WORK INSTRUCTIONS - Every entry needs to be printed exactly, please.

Begin DATASET RECORDS

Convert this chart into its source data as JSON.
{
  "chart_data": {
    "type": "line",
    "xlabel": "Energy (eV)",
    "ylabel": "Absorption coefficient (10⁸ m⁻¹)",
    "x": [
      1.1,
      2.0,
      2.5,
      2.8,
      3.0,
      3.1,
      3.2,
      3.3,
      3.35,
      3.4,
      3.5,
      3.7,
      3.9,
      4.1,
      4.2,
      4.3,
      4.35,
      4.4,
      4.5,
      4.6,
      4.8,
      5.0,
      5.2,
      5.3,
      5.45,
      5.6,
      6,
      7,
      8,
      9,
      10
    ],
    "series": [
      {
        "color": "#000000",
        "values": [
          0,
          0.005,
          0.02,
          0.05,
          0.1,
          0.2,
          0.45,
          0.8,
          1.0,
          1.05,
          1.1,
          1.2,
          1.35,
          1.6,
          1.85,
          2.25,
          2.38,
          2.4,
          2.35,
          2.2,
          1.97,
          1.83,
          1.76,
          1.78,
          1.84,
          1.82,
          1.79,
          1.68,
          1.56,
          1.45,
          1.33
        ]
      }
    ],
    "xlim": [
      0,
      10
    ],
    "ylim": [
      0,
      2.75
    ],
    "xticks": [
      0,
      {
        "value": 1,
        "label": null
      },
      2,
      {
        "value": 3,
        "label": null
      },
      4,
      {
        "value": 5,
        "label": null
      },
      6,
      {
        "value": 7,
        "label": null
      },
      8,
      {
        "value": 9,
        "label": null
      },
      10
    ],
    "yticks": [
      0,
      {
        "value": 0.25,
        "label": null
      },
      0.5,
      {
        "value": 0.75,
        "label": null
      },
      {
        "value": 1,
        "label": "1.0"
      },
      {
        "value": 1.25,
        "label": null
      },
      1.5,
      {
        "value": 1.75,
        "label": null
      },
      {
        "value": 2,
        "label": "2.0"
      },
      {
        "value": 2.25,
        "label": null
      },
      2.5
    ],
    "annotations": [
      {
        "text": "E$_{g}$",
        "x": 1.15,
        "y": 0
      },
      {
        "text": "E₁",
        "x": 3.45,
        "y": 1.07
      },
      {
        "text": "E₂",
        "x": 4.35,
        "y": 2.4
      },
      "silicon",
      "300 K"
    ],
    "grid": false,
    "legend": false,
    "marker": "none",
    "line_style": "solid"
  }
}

End DATASET RECORDS

RESULT OF THE TASK -
Convert this chart into its source data as JSON.
{
  "chart_data": {
    "type": "line",
    "xlabel": "Energy (eV)",
    "ylabel": "Absorption coefficient (10⁸ m⁻¹)",
    "x": [
      1.1,
      2.0,
      2.5,
      2.8,
      3.0,
      3.1,
      3.2,
      3.3,
      3.35,
      3.4,
      3.5,
      3.7,
      3.9,
      4.1,
      4.2,
      4.3,
      4.35,
      4.4,
      4.5,
      4.6,
      4.8,
      5.0,
      5.2,
      5.3,
      5.45,
      5.6,
      6,
      7,
      8,
      9,
      10
    ],
    "series": [
      {
        "color": "#000000",
        "values": [
          0,
          0.005,
          0.02,
          0.05,
          0.1,
          0.2,
          0.45,
          0.8,
          1.0,
          1.05,
          1.1,
          1.2,
          1.35,
          1.6,
          1.85,
          2.25,
          2.38,
          2.4,
          2.35,
          2.2,
          1.97,
          1.83,
          1.76,
          1.78,
          1.84,
          1.82,
          1.79,
          1.68,
          1.56,
          1.45,
          1.33
        ]
      }
    ],
    "xlim": [
      0,
      10
    ],
    "ylim": [
      0,
      2.75
    ],
    "xticks": [
      0,
      {
        "value": 1,
        "label": null
      },
      2,
      {
        "value": 3,
        "label": null
      },
      4,
      {
        "value": 5,
        "label": null
      },
      6,
      {
        "value": 7,
        "label": null
      },
      8,
      {
        "value": 9,
        "label": null
      },
      10
    ],
    "yticks": [
      0,
      {
        "value": 0.25,
        "label": null
      },
      0.5,
      {
        "value": 0.75,
        "label": null
      },
      {
        "value": 1,
        "label": "1.0"
      },
      {
        "value": 1.25,
        "label": null
      },
      1.5,
      {
        "value": 1.75,
        "label": null
      },
      {
        "value": 2,
        "label": "2.0"
      },
      {
        "value": 2.25,
        "label": null
      },
      2.5
    ],
    "annotations": [
      {
        "text": "E$_{g}$",
        "x": 1.15,
        "y": 0
      },
      {
        "text": "E₁",
        "x": 3.45,
        "y": 1.07
      },
      {
        "text": "E₂",
        "x": 4.35,
        "y": 2.4
      },
      "silicon",
      "300 K"
    ],
    "grid": false,
    "legend": false,
    "marker": "none",
    "line_style": "solid"
  }
}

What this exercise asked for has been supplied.